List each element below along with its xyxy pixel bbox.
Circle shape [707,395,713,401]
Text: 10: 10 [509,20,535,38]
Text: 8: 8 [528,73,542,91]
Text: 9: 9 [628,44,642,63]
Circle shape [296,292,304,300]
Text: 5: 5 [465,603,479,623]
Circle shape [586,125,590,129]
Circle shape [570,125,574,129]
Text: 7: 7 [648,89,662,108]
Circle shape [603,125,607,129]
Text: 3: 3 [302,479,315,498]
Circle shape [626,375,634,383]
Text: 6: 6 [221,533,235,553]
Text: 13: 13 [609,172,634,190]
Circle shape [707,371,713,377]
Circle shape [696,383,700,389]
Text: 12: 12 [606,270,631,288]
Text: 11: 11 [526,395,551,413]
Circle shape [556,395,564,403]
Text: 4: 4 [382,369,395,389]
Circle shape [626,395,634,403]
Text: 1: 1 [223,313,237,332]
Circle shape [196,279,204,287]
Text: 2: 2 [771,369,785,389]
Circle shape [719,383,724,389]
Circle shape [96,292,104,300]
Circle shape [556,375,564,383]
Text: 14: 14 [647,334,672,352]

_TASK TO CARRY OUT_
Retype every line of the records word for word, keeping each one exactly as it appears.

_RESULT_
List each element below along with its xyxy pixel bbox.
Circle shape [707,395,713,401]
Text: 10: 10 [509,20,535,38]
Text: 8: 8 [528,73,542,91]
Text: 9: 9 [628,44,642,63]
Circle shape [296,292,304,300]
Text: 5: 5 [465,603,479,623]
Circle shape [586,125,590,129]
Circle shape [570,125,574,129]
Text: 7: 7 [648,89,662,108]
Circle shape [603,125,607,129]
Text: 3: 3 [302,479,315,498]
Circle shape [626,375,634,383]
Text: 6: 6 [221,533,235,553]
Text: 13: 13 [609,172,634,190]
Circle shape [707,371,713,377]
Circle shape [696,383,700,389]
Text: 12: 12 [606,270,631,288]
Text: 11: 11 [526,395,551,413]
Circle shape [556,395,564,403]
Text: 4: 4 [382,369,395,389]
Circle shape [626,395,634,403]
Text: 1: 1 [223,313,237,332]
Circle shape [196,279,204,287]
Text: 2: 2 [771,369,785,389]
Circle shape [719,383,724,389]
Circle shape [96,292,104,300]
Circle shape [556,375,564,383]
Text: 14: 14 [647,334,672,352]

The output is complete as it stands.